The problem: Return every line of the data below that includes the string "максимальным".

Excerpted data:
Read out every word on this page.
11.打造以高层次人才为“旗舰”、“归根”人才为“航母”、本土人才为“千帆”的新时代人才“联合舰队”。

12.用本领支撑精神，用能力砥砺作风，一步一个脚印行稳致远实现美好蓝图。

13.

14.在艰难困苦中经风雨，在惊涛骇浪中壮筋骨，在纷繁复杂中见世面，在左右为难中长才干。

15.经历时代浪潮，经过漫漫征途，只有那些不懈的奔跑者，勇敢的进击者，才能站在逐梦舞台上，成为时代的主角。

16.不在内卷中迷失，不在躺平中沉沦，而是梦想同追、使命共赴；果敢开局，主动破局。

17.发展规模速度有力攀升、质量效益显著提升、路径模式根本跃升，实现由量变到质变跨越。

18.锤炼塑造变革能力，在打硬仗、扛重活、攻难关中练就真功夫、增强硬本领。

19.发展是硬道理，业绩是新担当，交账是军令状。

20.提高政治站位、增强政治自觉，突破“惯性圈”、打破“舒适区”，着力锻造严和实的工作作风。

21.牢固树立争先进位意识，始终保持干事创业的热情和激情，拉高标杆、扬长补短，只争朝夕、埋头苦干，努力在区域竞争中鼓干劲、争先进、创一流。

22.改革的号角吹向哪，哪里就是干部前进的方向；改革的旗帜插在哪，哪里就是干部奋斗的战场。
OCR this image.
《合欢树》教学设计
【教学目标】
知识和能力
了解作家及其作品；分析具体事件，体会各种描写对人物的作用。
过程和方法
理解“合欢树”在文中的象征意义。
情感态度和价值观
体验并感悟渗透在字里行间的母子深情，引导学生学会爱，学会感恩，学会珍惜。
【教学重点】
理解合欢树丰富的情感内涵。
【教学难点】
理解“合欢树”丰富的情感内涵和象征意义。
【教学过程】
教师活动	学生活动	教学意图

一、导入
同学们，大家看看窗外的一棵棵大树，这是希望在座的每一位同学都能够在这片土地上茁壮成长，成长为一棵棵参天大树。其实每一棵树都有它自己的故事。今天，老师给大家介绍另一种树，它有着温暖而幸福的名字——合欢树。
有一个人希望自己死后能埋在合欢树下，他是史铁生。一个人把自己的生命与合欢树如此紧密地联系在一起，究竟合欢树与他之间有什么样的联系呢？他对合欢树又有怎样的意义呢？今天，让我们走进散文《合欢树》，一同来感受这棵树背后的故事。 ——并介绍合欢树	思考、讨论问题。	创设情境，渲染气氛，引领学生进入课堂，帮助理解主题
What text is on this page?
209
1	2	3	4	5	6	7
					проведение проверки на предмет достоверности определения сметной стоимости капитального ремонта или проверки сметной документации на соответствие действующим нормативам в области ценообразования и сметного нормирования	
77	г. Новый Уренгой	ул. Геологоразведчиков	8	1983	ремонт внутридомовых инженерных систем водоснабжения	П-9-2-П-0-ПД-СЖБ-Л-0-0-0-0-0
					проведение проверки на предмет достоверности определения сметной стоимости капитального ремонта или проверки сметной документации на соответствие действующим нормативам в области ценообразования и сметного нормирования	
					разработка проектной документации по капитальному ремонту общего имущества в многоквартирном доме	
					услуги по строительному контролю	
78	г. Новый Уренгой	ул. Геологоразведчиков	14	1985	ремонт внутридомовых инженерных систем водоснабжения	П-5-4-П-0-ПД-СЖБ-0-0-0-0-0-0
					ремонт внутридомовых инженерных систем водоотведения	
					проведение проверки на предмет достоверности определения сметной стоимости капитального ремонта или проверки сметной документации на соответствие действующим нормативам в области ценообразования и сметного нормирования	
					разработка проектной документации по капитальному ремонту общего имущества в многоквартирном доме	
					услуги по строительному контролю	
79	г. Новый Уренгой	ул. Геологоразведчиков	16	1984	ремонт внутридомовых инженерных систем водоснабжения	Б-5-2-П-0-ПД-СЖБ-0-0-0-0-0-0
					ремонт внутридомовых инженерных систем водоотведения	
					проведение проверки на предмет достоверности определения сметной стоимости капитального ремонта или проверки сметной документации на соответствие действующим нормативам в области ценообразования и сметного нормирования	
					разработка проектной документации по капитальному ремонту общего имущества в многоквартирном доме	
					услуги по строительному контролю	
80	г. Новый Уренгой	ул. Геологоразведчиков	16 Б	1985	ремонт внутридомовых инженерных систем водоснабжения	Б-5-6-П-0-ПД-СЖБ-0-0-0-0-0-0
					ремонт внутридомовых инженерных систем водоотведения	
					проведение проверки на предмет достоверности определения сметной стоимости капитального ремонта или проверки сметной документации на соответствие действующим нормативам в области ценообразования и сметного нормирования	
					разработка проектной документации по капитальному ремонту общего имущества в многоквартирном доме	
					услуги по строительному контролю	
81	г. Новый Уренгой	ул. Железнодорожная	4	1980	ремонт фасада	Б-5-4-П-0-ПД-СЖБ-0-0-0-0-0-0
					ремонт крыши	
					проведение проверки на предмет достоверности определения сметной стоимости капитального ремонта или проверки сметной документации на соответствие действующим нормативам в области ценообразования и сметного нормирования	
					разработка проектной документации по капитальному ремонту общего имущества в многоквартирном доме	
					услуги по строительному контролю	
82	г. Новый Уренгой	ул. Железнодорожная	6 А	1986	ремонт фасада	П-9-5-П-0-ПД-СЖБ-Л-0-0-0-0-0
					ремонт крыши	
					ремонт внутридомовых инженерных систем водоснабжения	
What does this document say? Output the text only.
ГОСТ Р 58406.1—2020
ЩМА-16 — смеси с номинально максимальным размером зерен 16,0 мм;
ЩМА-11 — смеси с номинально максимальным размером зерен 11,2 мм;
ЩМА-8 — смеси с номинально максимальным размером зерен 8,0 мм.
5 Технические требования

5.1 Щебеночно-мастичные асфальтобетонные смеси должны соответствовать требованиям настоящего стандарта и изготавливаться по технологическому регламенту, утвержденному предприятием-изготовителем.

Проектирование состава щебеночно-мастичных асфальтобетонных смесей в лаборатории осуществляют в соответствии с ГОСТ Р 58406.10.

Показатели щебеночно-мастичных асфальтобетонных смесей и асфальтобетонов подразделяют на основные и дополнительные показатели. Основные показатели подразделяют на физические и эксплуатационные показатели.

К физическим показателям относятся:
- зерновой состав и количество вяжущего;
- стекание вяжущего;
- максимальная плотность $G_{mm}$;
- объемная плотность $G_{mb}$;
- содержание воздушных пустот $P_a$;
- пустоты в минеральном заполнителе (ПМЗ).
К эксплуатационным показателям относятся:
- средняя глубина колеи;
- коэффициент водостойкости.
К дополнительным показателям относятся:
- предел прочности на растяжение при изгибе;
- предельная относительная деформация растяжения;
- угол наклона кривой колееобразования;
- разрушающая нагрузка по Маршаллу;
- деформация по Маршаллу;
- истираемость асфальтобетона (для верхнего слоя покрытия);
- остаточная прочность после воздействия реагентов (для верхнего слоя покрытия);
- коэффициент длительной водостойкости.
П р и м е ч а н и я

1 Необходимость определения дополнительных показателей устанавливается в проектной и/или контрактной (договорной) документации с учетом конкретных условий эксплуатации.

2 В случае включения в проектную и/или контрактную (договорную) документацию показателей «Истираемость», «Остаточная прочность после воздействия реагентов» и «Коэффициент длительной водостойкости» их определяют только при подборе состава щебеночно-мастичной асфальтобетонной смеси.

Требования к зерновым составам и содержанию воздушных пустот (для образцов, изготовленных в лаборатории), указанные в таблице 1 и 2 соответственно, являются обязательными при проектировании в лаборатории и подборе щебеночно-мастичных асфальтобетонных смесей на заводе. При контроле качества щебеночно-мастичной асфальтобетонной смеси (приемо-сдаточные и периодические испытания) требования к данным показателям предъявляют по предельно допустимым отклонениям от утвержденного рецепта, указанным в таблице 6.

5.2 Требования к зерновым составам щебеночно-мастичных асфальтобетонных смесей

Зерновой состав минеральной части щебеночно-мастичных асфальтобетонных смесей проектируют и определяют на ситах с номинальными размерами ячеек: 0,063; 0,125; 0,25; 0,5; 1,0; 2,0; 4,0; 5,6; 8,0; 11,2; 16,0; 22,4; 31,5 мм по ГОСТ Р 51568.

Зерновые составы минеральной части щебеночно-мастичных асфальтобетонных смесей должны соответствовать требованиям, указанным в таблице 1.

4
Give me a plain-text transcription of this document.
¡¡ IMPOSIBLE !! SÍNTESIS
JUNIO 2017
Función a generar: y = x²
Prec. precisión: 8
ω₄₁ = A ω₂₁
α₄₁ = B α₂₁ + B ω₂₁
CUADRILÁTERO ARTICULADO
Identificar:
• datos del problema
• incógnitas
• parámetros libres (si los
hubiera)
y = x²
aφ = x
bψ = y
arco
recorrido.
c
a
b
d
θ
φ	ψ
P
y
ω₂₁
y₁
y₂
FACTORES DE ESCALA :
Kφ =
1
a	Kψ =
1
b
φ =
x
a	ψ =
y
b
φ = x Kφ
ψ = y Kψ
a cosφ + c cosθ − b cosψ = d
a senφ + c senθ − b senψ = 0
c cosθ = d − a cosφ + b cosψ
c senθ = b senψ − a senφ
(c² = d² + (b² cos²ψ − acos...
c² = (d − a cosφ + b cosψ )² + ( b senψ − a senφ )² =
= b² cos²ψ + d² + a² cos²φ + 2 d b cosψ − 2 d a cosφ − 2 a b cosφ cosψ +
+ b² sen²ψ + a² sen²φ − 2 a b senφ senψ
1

Answer to this problem:
ЩМА-16 — смеси с номинально максимальным размером зерен 16,0 мм;
ЩМА-11 — смеси с номинально максимальным размером зерен 11,2 мм;
ЩМА-8 — смеси с номинально максимальным размером зерен 8,0 мм.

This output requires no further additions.